PROBLEM TO WORK ON
Restate the entries word for word, omitting nothing.

SUPPLIED RECORDS
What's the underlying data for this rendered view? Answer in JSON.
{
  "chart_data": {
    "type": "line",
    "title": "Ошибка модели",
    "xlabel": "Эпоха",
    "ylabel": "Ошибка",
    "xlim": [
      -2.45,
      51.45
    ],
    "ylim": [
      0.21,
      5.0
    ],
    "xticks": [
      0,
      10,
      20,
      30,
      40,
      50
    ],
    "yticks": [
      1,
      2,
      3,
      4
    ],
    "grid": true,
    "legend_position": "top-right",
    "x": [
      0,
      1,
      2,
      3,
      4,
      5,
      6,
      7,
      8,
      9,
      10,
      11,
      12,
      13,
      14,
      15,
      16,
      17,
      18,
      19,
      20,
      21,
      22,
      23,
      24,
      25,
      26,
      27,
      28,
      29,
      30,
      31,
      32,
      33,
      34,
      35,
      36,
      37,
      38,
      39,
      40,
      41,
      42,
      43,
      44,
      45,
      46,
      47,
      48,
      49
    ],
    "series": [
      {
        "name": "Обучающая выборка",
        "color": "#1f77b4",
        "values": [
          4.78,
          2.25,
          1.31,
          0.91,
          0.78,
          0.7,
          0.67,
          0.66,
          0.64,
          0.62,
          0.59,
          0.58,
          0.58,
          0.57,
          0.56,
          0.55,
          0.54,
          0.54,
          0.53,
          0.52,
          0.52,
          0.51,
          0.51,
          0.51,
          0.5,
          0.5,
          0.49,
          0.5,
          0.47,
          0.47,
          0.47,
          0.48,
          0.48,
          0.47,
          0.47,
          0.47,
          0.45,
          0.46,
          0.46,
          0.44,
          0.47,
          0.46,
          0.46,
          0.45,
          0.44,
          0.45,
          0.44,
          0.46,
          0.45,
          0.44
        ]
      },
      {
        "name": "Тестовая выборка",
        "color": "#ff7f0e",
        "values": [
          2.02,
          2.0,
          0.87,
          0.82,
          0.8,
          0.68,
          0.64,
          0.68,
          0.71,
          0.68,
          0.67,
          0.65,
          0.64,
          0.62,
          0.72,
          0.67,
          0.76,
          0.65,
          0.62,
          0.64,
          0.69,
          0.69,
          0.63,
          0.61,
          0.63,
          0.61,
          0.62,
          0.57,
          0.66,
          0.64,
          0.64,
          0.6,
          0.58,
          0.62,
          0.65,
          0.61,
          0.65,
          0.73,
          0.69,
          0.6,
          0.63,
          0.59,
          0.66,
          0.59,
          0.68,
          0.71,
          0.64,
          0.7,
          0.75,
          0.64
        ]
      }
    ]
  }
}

RESULT
What's the underlying data for this rendered view? Answer in JSON.
{
  "chart_data": {
    "type": "line",
    "title": "Ошибка модели",
    "xlabel": "Эпоха",
    "ylabel": "Ошибка",
    "xlim": [
      -2.45,
      51.45
    ],
    "ylim": [
      0.21,
      5.0
    ],
    "xticks": [
      0,
      10,
      20,
      30,
      40,
      50
    ],
    "yticks": [
      1,
      2,
      3,
      4
    ],
    "grid": true,
    "legend_position": "top-right",
    "x": [
      0,
      1,
      2,
      3,
      4,
      5,
      6,
      7,
      8,
      9,
      10,
      11,
      12,
      13,
      14,
      15,
      16,
      17,
      18,
      19,
      20,
      21,
      22,
      23,
      24,
      25,
      26,
      27,
      28,
      29,
      30,
      31,
      32,
      33,
      34,
      35,
      36,
      37,
      38,
      39,
      40,
      41,
      42,
      43,
      44,
      45,
      46,
      47,
      48,
      49
    ],
    "series": [
      {
        "name": "Обучающая выборка",
        "color": "#1f77b4",
        "values": [
          4.78,
          2.25,
          1.31,
          0.91,
          0.78,
          0.7,
          0.67,
          0.66,
          0.64,
          0.62,
          0.59,
          0.58,
          0.58,
          0.57,
          0.56,
          0.55,
          0.54,
          0.54,
          0.53,
          0.52,
          0.52,
          0.51,
          0.51,
          0.51,
          0.5,
          0.5,
          0.49,
          0.5,
          0.47,
          0.47,
          0.47,
          0.48,
          0.48,
          0.47,
          0.47,
          0.47,
          0.45,
          0.46,
          0.46,
          0.44,
          0.47,
          0.46,
          0.46,
          0.45,
          0.44,
          0.45,
          0.44,
          0.46,
          0.45,
          0.44
        ]
      },
      {
        "name": "Тестовая выборка",
        "color": "#ff7f0e",
        "values": [
          2.02,
          2.0,
          0.87,
          0.82,
          0.8,
          0.68,
          0.64,
          0.68,
          0.71,
          0.68,
          0.67,
          0.65,
          0.64,
          0.62,
          0.72,
          0.67,
          0.76,
          0.65,
          0.62,
          0.64,
          0.69,
          0.69,
          0.63,
          0.61,
          0.63,
          0.61,
          0.62,
          0.57,
          0.66,
          0.64,
          0.64,
          0.6,
          0.58,
          0.62,
          0.65,
          0.61,
          0.65,
          0.73,
          0.69,
          0.6,
          0.63,
          0.59,
          0.66,
          0.59,
          0.68,
          0.71,
          0.64,
          0.7,
          0.75,
          0.64
        ]
      }
    ]
  }
}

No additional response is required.